───── DATA SUPPLIED ─────
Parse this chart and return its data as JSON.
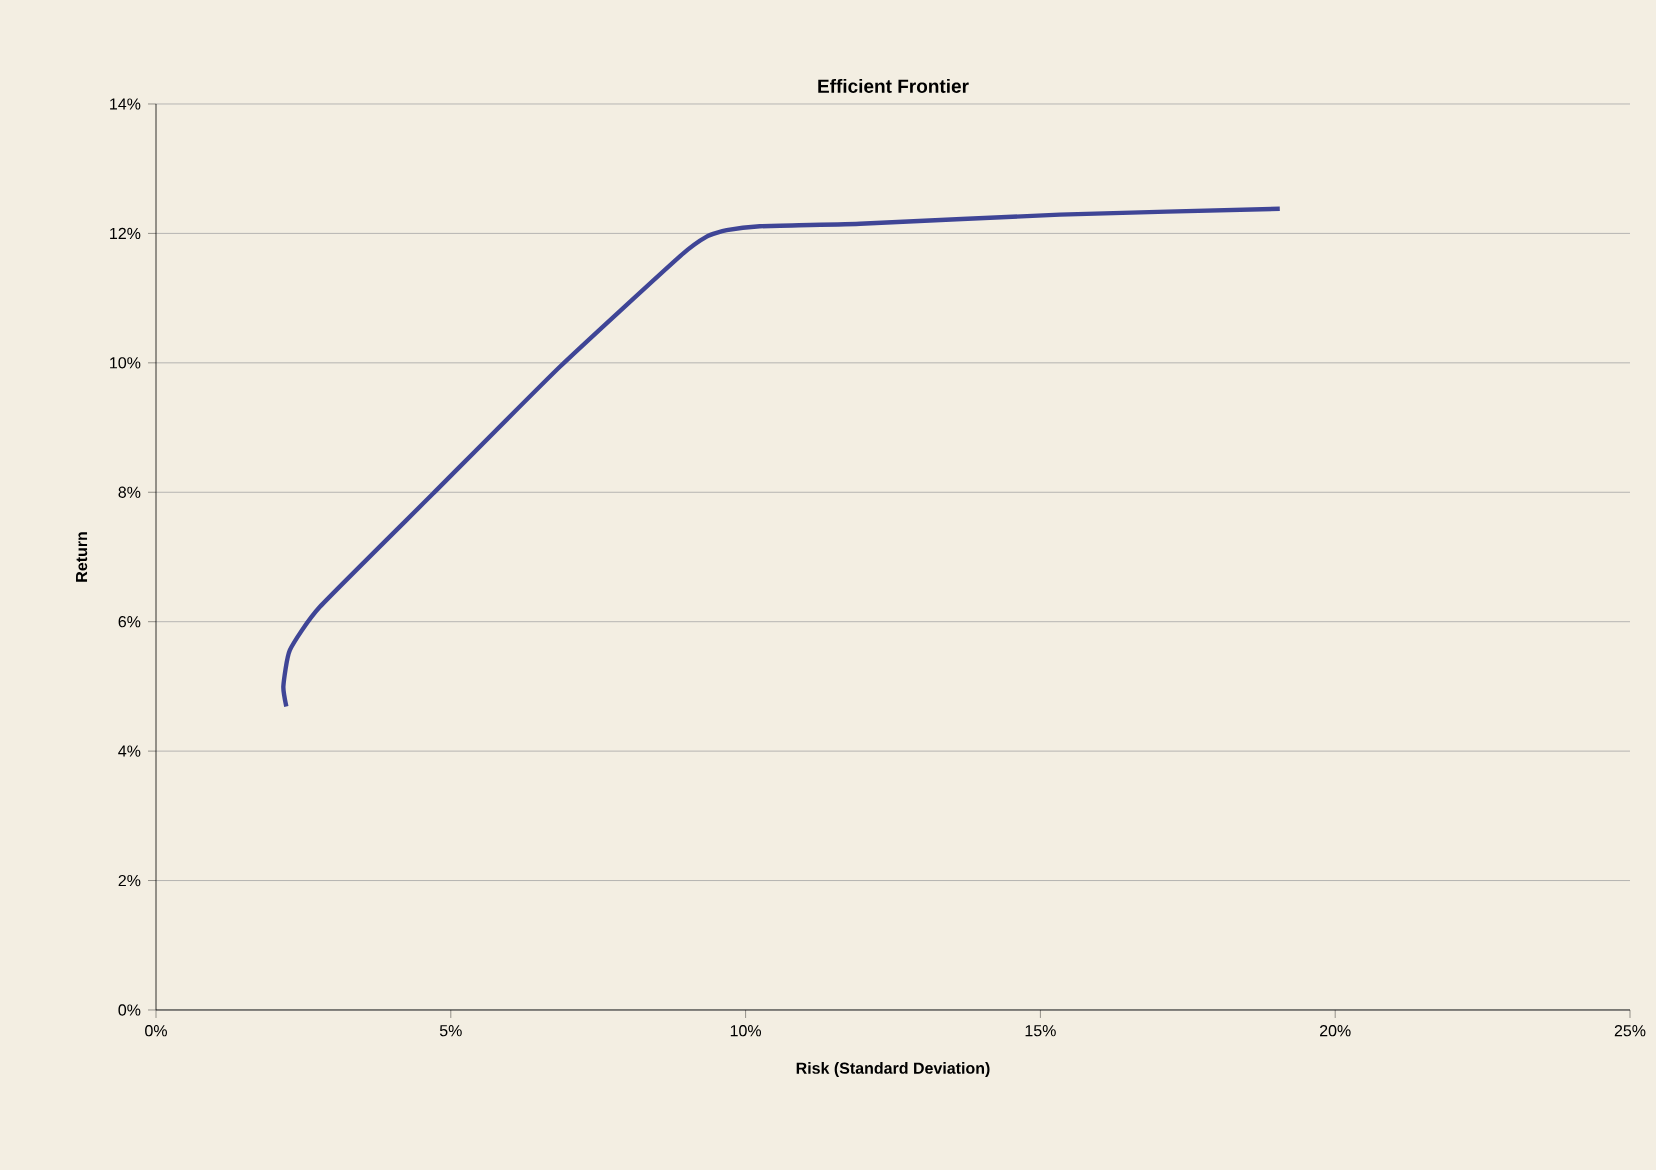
{
  "chart_data": {
    "type": "line",
    "title": "Efficient Frontier",
    "xlabel": "Risk (Standard Deviation)",
    "ylabel": "Return",
    "x": [
      2.21,
      2.16,
      2.27,
      2.78,
      4.7,
      6.85,
      8.89,
      9.34,
      9.68,
      10.24,
      11.94,
      15.33,
      19.06
    ],
    "values": [
      4.69,
      5.0,
      5.56,
      6.23,
      7.98,
      9.94,
      11.65,
      11.95,
      12.05,
      12.11,
      12.15,
      12.29,
      12.38
    ],
    "color": "#3f4596",
    "xlim": [
      0,
      25
    ],
    "ylim": [
      0,
      14
    ],
    "xticks": [
      {
        "value": 0,
        "label": "0%"
      },
      {
        "value": 5,
        "label": "5%"
      },
      {
        "value": 10,
        "label": "10%"
      },
      {
        "value": 15,
        "label": "15%"
      },
      {
        "value": 20,
        "label": "20%"
      },
      {
        "value": 25,
        "label": "25%"
      }
    ],
    "yticks": [
      {
        "value": 0,
        "label": "0%"
      },
      {
        "value": 2,
        "label": "2%"
      },
      {
        "value": 4,
        "label": "4%"
      },
      {
        "value": 6,
        "label": "6%"
      },
      {
        "value": 8,
        "label": "8%"
      },
      {
        "value": 10,
        "label": "10%"
      },
      {
        "value": 12,
        "label": "12%"
      },
      {
        "value": 14,
        "label": "14%"
      }
    ],
    "grid": "y",
    "marker": "none",
    "line_style": "solid"
  }
}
─────
- DIRECTIVE -
Copy every record above exactly, leaving out the pictures.

- SOLUTION -
Parse this chart and return its data as JSON.
{
  "chart_data": {
    "type": "line",
    "title": "Efficient Frontier",
    "xlabel": "Risk (Standard Deviation)",
    "ylabel": "Return",
    "x": [
      2.21,
      2.16,
      2.27,
      2.78,
      4.7,
      6.85,
      8.89,
      9.34,
      9.68,
      10.24,
      11.94,
      15.33,
      19.06
    ],
    "values": [
      4.69,
      5.0,
      5.56,
      6.23,
      7.98,
      9.94,
      11.65,
      11.95,
      12.05,
      12.11,
      12.15,
      12.29,
      12.38
    ],
    "color": "#3f4596",
    "xlim": [
      0,
      25
    ],
    "ylim": [
      0,
      14
    ],
    "xticks": [
      {
        "value": 0,
        "label": "0%"
      },
      {
        "value": 5,
        "label": "5%"
      },
      {
        "value": 10,
        "label": "10%"
      },
      {
        "value": 15,
        "label": "15%"
      },
      {
        "value": 20,
        "label": "20%"
      },
      {
        "value": 25,
        "label": "25%"
      }
    ],
    "yticks": [
      {
        "value": 0,
        "label": "0%"
      },
      {
        "value": 2,
        "label": "2%"
      },
      {
        "value": 4,
        "label": "4%"
      },
      {
        "value": 6,
        "label": "6%"
      },
      {
        "value": 8,
        "label": "8%"
      },
      {
        "value": 10,
        "label": "10%"
      },
      {
        "value": 12,
        "label": "12%"
      },
      {
        "value": 14,
        "label": "14%"
      }
    ],
    "grid": "y",
    "marker": "none",
    "line_style": "solid"
  }
}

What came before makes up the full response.